Set every record down verbatim and omit the pictures.

Data records:
══════════
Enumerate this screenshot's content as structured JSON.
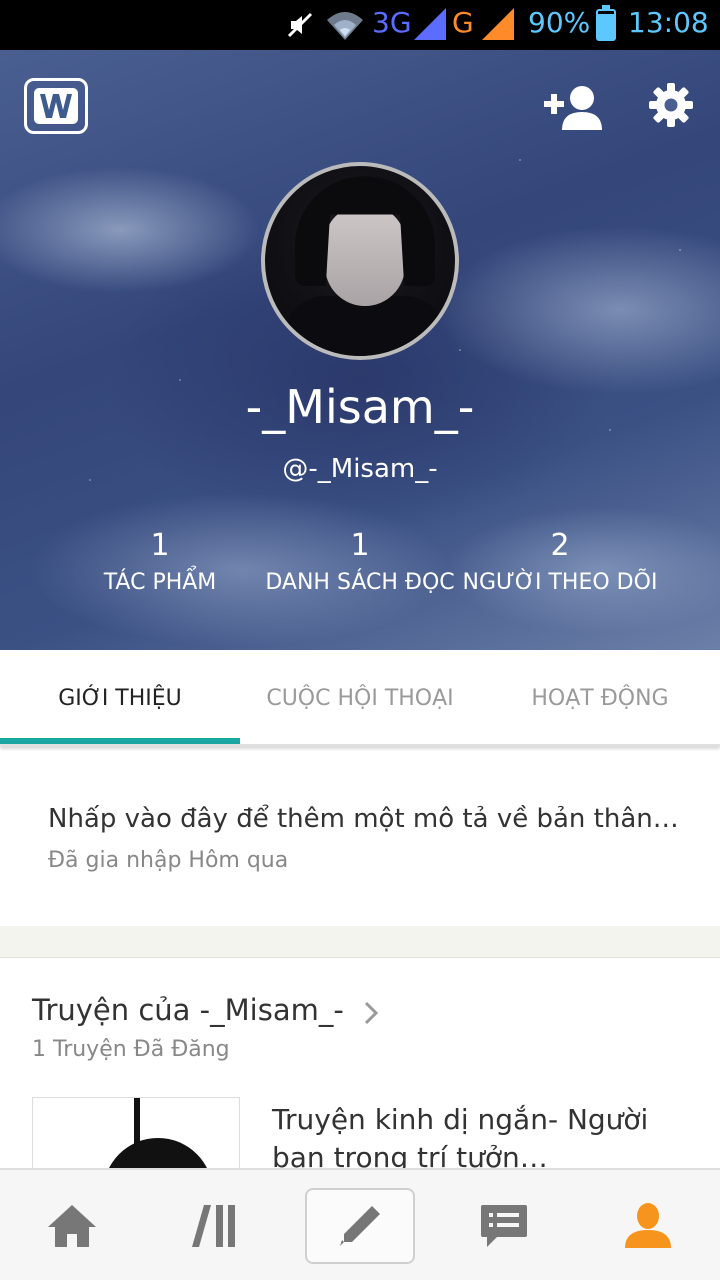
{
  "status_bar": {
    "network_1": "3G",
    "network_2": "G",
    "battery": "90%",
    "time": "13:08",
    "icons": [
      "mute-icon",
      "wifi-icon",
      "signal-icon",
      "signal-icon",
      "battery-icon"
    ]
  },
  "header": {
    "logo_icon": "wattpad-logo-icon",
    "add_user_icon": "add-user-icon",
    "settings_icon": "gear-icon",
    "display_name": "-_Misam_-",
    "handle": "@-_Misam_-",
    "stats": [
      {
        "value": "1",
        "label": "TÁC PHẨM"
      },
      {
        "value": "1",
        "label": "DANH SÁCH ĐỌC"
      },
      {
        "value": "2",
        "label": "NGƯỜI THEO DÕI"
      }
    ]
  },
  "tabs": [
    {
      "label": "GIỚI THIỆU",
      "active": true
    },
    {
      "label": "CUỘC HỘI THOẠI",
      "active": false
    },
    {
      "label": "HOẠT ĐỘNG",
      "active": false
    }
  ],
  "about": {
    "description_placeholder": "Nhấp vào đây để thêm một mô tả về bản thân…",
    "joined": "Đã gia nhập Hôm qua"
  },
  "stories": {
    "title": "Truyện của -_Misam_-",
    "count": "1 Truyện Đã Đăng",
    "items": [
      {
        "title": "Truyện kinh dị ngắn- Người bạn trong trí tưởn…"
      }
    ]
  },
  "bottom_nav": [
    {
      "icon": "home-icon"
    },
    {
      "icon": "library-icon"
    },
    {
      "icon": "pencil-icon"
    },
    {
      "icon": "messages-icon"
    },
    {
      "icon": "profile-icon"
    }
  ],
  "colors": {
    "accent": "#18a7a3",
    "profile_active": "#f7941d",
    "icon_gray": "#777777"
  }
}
══════════
In response:
Enumerate this screenshot's content as structured JSON.
{
  "status_bar": {
    "network_1": "3G",
    "network_2": "G",
    "battery": "90%",
    "time": "13:08",
    "icons": [
      "mute-icon",
      "wifi-icon",
      "signal-icon",
      "signal-icon",
      "battery-icon"
    ]
  },
  "header": {
    "logo_icon": "wattpad-logo-icon",
    "add_user_icon": "add-user-icon",
    "settings_icon": "gear-icon",
    "display_name": "-_Misam_-",
    "handle": "@-_Misam_-",
    "stats": [
      {
        "value": "1",
        "label": "TÁC PHẨM"
      },
      {
        "value": "1",
        "label": "DANH SÁCH ĐỌC"
      },
      {
        "value": "2",
        "label": "NGƯỜI THEO DÕI"
      }
    ]
  },
  "tabs": [
    {
      "label": "GIỚI THIỆU",
      "active": true
    },
    {
      "label": "CUỘC HỘI THOẠI",
      "active": false
    },
    {
      "label": "HOẠT ĐỘNG",
      "active": false
    }
  ],
  "about": {
    "description_placeholder": "Nhấp vào đây để thêm một mô tả về bản thân…",
    "joined": "Đã gia nhập Hôm qua"
  },
  "stories": {
    "title": "Truyện của -_Misam_-",
    "count": "1 Truyện Đã Đăng",
    "items": [
      {
        "title": "Truyện kinh dị ngắn- Người bạn trong trí tưởn…"
      }
    ]
  },
  "bottom_nav": [
    {
      "icon": "home-icon"
    },
    {
      "icon": "library-icon"
    },
    {
      "icon": "pencil-icon"
    },
    {
      "icon": "messages-icon"
    },
    {
      "icon": "profile-icon"
    }
  ],
  "colors": {
    "accent": "#18a7a3",
    "profile_active": "#f7941d",
    "icon_gray": "#777777"
  }
}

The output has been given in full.